Reproduce the listing below line for line, leaving out the pictures.

* **SOURCE DATA**:
━━━━━━

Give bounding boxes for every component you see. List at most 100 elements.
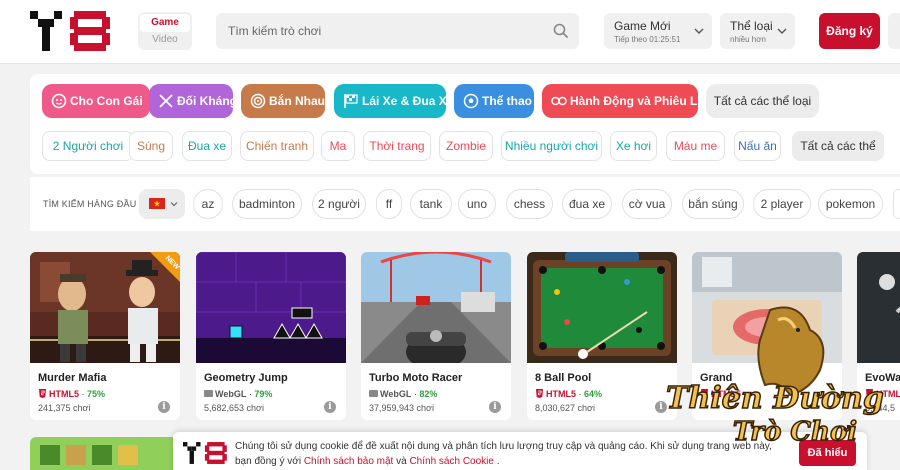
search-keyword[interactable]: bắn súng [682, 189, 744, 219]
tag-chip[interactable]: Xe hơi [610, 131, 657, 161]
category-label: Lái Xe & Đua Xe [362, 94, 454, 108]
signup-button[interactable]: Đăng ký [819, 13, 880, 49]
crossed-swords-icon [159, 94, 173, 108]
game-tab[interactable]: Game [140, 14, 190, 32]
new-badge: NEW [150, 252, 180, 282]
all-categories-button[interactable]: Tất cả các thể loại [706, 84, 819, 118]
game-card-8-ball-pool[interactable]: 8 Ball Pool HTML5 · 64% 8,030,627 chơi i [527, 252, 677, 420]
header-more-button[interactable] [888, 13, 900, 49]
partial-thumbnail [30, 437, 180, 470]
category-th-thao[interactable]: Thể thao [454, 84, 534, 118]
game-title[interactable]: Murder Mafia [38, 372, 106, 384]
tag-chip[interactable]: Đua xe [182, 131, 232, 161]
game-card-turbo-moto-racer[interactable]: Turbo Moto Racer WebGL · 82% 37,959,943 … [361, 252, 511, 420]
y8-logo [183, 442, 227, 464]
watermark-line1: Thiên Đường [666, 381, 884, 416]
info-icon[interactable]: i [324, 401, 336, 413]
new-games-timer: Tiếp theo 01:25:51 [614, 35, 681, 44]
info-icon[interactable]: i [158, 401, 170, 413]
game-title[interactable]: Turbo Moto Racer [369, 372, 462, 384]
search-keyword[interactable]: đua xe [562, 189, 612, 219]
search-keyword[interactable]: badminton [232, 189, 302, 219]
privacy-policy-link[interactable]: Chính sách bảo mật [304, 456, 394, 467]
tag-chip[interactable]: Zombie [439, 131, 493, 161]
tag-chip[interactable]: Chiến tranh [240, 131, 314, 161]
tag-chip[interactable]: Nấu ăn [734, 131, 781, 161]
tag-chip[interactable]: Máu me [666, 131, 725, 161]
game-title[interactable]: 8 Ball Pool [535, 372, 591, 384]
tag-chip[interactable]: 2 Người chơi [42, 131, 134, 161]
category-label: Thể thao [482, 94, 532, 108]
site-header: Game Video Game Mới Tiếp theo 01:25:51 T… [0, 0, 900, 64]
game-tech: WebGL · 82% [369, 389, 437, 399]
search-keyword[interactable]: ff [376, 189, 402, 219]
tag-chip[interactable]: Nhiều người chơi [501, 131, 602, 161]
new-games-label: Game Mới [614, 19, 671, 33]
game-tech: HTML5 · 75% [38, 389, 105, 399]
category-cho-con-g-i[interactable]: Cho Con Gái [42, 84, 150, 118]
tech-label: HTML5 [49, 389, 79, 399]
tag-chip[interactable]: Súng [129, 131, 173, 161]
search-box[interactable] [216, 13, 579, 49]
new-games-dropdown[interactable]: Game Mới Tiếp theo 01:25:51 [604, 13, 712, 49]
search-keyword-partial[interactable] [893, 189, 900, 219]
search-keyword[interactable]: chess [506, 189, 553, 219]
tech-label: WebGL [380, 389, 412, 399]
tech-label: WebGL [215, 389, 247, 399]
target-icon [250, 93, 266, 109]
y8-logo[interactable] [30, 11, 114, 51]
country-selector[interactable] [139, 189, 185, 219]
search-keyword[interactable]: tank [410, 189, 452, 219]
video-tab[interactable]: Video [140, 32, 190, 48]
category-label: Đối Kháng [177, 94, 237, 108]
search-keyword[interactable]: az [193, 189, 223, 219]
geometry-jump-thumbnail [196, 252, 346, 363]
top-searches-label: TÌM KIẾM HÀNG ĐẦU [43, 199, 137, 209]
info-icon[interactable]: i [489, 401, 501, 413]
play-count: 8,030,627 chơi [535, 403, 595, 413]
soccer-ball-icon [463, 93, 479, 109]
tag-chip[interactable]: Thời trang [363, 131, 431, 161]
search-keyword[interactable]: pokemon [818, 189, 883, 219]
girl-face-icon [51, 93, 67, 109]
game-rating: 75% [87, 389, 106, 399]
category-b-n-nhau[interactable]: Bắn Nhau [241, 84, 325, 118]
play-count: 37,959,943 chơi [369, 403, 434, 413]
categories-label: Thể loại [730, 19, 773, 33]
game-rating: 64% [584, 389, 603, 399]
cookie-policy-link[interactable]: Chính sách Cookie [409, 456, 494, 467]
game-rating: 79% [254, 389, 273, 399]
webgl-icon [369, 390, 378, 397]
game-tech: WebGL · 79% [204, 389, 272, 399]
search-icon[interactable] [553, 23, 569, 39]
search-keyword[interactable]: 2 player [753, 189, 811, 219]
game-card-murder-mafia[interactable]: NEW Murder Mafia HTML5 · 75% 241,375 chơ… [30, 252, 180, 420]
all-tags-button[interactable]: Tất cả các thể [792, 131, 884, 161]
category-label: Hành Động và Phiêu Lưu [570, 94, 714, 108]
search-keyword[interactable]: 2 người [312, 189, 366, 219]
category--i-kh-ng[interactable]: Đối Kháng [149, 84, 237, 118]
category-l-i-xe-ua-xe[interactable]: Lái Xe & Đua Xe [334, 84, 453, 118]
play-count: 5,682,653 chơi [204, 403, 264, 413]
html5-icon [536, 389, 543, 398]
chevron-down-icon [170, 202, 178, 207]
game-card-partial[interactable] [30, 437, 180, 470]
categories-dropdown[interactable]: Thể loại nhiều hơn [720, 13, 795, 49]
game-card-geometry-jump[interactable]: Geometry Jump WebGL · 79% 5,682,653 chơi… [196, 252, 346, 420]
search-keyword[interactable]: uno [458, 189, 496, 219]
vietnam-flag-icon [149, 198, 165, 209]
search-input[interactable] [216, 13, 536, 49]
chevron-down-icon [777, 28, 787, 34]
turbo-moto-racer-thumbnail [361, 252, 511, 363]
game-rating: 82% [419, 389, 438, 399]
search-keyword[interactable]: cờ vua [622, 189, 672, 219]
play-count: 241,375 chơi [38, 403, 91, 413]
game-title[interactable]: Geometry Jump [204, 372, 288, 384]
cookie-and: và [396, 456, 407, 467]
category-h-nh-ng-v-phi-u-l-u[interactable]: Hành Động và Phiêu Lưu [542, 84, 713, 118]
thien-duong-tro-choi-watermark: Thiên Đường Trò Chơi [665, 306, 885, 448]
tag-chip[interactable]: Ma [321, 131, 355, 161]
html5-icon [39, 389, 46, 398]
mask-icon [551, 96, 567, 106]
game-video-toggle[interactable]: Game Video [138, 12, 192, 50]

━━━━━━

* **SOLUTION FOR THIS TASK**:
Give bounding boxes for every component you see. List at most 100 elements.
search-keyword[interactable]: bắn súng [682, 189, 744, 219]
tag-chip[interactable]: Xe hơi [610, 131, 657, 161]
category-label: Lái Xe & Đua Xe [362, 94, 454, 108]
signup-button[interactable]: Đăng ký [819, 13, 880, 49]
crossed-swords-icon [159, 94, 173, 108]
game-tab[interactable]: Game [140, 14, 190, 32]
new-badge: NEW [150, 252, 180, 282]
all-categories-button[interactable]: Tất cả các thể loại [706, 84, 819, 118]
game-card-8-ball-pool[interactable]: 8 Ball Pool HTML5 · 64% 8,030,627 chơi i [527, 252, 677, 420]
header-more-button[interactable] [888, 13, 900, 49]
partial-thumbnail [30, 437, 180, 470]
category-th-thao[interactable]: Thể thao [454, 84, 534, 118]
game-title[interactable]: Murder Mafia [38, 372, 106, 384]
tag-chip[interactable]: Đua xe [182, 131, 232, 161]
game-card-turbo-moto-racer[interactable]: Turbo Moto Racer WebGL · 82% 37,959,943 … [361, 252, 511, 420]
y8-logo [183, 442, 227, 464]
watermark-line1: Thiên Đường [666, 381, 884, 416]
info-icon[interactable]: i [324, 401, 336, 413]
new-games-timer: Tiếp theo 01:25:51 [614, 35, 681, 44]
info-icon[interactable]: i [158, 401, 170, 413]
game-title[interactable]: Turbo Moto Racer [369, 372, 462, 384]
search-keyword[interactable]: đua xe [562, 189, 612, 219]
search-keyword[interactable]: badminton [232, 189, 302, 219]
privacy-policy-link[interactable]: Chính sách bảo mật [304, 456, 394, 467]
tag-chip[interactable]: Zombie [439, 131, 493, 161]
tag-chip[interactable]: Chiến tranh [240, 131, 314, 161]
tag-chip[interactable]: Nấu ăn [734, 131, 781, 161]
tag-chip[interactable]: Máu me [666, 131, 725, 161]
game-title[interactable]: 8 Ball Pool [535, 372, 591, 384]
tag-chip[interactable]: 2 Người chơi [42, 131, 134, 161]
category-label: Thể thao [482, 94, 532, 108]
site-header: Game Video Game Mới Tiếp theo 01:25:51 T… [0, 0, 900, 64]
game-tech: WebGL · 82% [369, 389, 437, 399]
search-keyword[interactable]: ff [376, 189, 402, 219]
tag-chip[interactable]: Nhiều người chơi [501, 131, 602, 161]
new-games-label: Game Mới [614, 19, 671, 33]
game-tech: HTML5 · 75% [38, 389, 105, 399]
category-cho-con-g-i[interactable]: Cho Con Gái [42, 84, 150, 118]
tech-label: HTML5 [49, 389, 79, 399]
tag-chip[interactable]: Súng [129, 131, 173, 161]
search-box[interactable] [216, 13, 579, 49]
new-games-dropdown[interactable]: Game Mới Tiếp theo 01:25:51 [604, 13, 712, 49]
search-keyword-partial[interactable] [893, 189, 900, 219]
search-keyword[interactable]: chess [506, 189, 553, 219]
tech-label: WebGL [380, 389, 412, 399]
tech-label: WebGL [215, 389, 247, 399]
target-icon [250, 93, 266, 109]
y8-logo[interactable] [30, 11, 114, 51]
country-selector[interactable] [139, 189, 185, 219]
search-keyword[interactable]: tank [410, 189, 452, 219]
video-tab[interactable]: Video [140, 32, 190, 48]
category-label: Đối Kháng [177, 94, 237, 108]
search-keyword[interactable]: az [193, 189, 223, 219]
geometry-jump-thumbnail [196, 252, 346, 363]
top-searches-label: TÌM KIẾM HÀNG ĐẦU [43, 199, 137, 209]
info-icon[interactable]: i [489, 401, 501, 413]
play-count: 8,030,627 chơi [535, 403, 595, 413]
soccer-ball-icon [463, 93, 479, 109]
tag-chip[interactable]: Thời trang [363, 131, 431, 161]
search-keyword[interactable]: pokemon [818, 189, 883, 219]
girl-face-icon [51, 93, 67, 109]
game-rating: 75% [87, 389, 106, 399]
category-b-n-nhau[interactable]: Bắn Nhau [241, 84, 325, 118]
play-count: 37,959,943 chơi [369, 403, 434, 413]
categories-label: Thể loại [730, 19, 773, 33]
game-rating: 64% [584, 389, 603, 399]
cookie-policy-link[interactable]: Chính sách Cookie [409, 456, 494, 467]
game-rating: 79% [254, 389, 273, 399]
webgl-icon [369, 390, 378, 397]
game-tech: WebGL · 79% [204, 389, 272, 399]
search-icon[interactable] [553, 23, 569, 39]
search-keyword[interactable]: 2 player [753, 189, 811, 219]
game-card-murder-mafia[interactable]: NEW Murder Mafia HTML5 · 75% 241,375 chơ… [30, 252, 180, 420]
all-tags-button[interactable]: Tất cả các thể [792, 131, 884, 161]
category-label: Hành Động và Phiêu Lưu [570, 94, 714, 108]
search-keyword[interactable]: 2 người [312, 189, 366, 219]
category--i-kh-ng[interactable]: Đối Kháng [149, 84, 237, 118]
category-l-i-xe-ua-xe[interactable]: Lái Xe & Đua Xe [334, 84, 453, 118]
play-count: 5,682,653 chơi [204, 403, 264, 413]
html5-icon [536, 389, 543, 398]
chevron-down-icon [170, 202, 178, 207]
game-card-partial[interactable] [30, 437, 180, 470]
categories-dropdown[interactable]: Thể loại nhiều hơn [720, 13, 795, 49]
game-card-geometry-jump[interactable]: Geometry Jump WebGL · 79% 5,682,653 chơi… [196, 252, 346, 420]
search-keyword[interactable]: uno [458, 189, 496, 219]
vietnam-flag-icon [149, 198, 165, 209]
search-input[interactable] [216, 13, 536, 49]
chevron-down-icon [777, 28, 787, 34]
turbo-moto-racer-thumbnail [361, 252, 511, 363]
game-rating: 82% [419, 389, 438, 399]
search-keyword[interactable]: cờ vua [622, 189, 672, 219]
play-count: 241,375 chơi [38, 403, 91, 413]
game-title[interactable]: Geometry Jump [204, 372, 288, 384]
cookie-and: và [396, 456, 407, 467]
category-h-nh-ng-v-phi-u-l-u[interactable]: Hành Động và Phiêu Lưu [542, 84, 713, 118]
thien-duong-tro-choi-watermark: Thiên Đường Trò Chơi [665, 306, 885, 448]
tag-chip[interactable]: Ma [321, 131, 355, 161]
html5-icon [39, 389, 46, 398]
mask-icon [551, 96, 567, 106]
game-video-toggle[interactable]: Game Video [138, 12, 192, 50]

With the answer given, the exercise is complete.